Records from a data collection
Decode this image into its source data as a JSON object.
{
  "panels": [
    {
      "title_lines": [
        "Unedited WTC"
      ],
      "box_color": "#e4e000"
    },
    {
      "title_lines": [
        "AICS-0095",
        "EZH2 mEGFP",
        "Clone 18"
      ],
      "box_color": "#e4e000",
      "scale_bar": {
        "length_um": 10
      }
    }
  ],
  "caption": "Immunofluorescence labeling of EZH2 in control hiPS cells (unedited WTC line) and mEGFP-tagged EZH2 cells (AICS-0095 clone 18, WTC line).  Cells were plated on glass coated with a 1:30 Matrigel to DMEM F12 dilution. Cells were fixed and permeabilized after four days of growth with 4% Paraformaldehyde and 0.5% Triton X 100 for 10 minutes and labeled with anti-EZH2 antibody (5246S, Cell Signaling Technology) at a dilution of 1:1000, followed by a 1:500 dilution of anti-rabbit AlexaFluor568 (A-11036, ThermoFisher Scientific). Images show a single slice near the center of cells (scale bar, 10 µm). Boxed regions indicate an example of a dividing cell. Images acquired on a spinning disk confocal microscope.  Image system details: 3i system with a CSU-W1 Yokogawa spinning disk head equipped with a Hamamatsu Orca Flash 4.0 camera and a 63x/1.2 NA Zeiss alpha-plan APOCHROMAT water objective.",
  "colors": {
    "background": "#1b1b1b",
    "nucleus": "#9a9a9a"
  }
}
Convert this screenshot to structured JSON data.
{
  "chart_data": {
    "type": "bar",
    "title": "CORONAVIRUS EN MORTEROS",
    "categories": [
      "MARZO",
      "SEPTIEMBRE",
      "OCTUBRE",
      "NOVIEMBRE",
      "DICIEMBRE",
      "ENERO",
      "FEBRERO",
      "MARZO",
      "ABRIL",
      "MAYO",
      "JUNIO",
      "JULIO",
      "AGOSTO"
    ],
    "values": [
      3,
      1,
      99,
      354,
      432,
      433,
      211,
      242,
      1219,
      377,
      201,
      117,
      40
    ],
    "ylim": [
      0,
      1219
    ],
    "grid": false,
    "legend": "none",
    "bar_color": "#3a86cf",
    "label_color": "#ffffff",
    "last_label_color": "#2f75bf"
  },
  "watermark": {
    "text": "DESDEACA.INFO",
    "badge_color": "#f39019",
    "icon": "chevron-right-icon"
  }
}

◆ TASK STATEMENT: For each line in the data, set it down again exactly.

◆ EXERCISE RESULT:
Decode this image into its source data as a JSON object.
{
  "panels": [
    {
      "title_lines": [
        "Unedited WTC"
      ],
      "box_color": "#e4e000"
    },
    {
      "title_lines": [
        "AICS-0095",
        "EZH2 mEGFP",
        "Clone 18"
      ],
      "box_color": "#e4e000",
      "scale_bar": {
        "length_um": 10
      }
    }
  ],
  "caption": "Immunofluorescence labeling of EZH2 in control hiPS cells (unedited WTC line) and mEGFP-tagged EZH2 cells (AICS-0095 clone 18, WTC line).  Cells were plated on glass coated with a 1:30 Matrigel to DMEM F12 dilution. Cells were fixed and permeabilized after four days of growth with 4% Paraformaldehyde and 0.5% Triton X 100 for 10 minutes and labeled with anti-EZH2 antibody (5246S, Cell Signaling Technology) at a dilution of 1:1000, followed by a 1:500 dilution of anti-rabbit AlexaFluor568 (A-11036, ThermoFisher Scientific). Images show a single slice near the center of cells (scale bar, 10 µm). Boxed regions indicate an example of a dividing cell. Images acquired on a spinning disk confocal microscope.  Image system details: 3i system with a CSU-W1 Yokogawa spinning disk head equipped with a Hamamatsu Orca Flash 4.0 camera and a 63x/1.2 NA Zeiss alpha-plan APOCHROMAT water objective.",
  "colors": {
    "background": "#1b1b1b",
    "nucleus": "#9a9a9a"
  }
}
Convert this screenshot to structured JSON data.
{
  "chart_data": {
    "type": "bar",
    "title": "CORONAVIRUS EN MORTEROS",
    "categories": [
      "MARZO",
      "SEPTIEMBRE",
      "OCTUBRE",
      "NOVIEMBRE",
      "DICIEMBRE",
      "ENERO",
      "FEBRERO",
      "MARZO",
      "ABRIL",
      "MAYO",
      "JUNIO",
      "JULIO",
      "AGOSTO"
    ],
    "values": [
      3,
      1,
      99,
      354,
      432,
      433,
      211,
      242,
      1219,
      377,
      201,
      117,
      40
    ],
    "ylim": [
      0,
      1219
    ],
    "grid": false,
    "legend": "none",
    "bar_color": "#3a86cf",
    "label_color": "#ffffff",
    "last_label_color": "#2f75bf"
  },
  "watermark": {
    "text": "DESDEACA.INFO",
    "badge_color": "#f39019",
    "icon": "chevron-right-icon"
  }
}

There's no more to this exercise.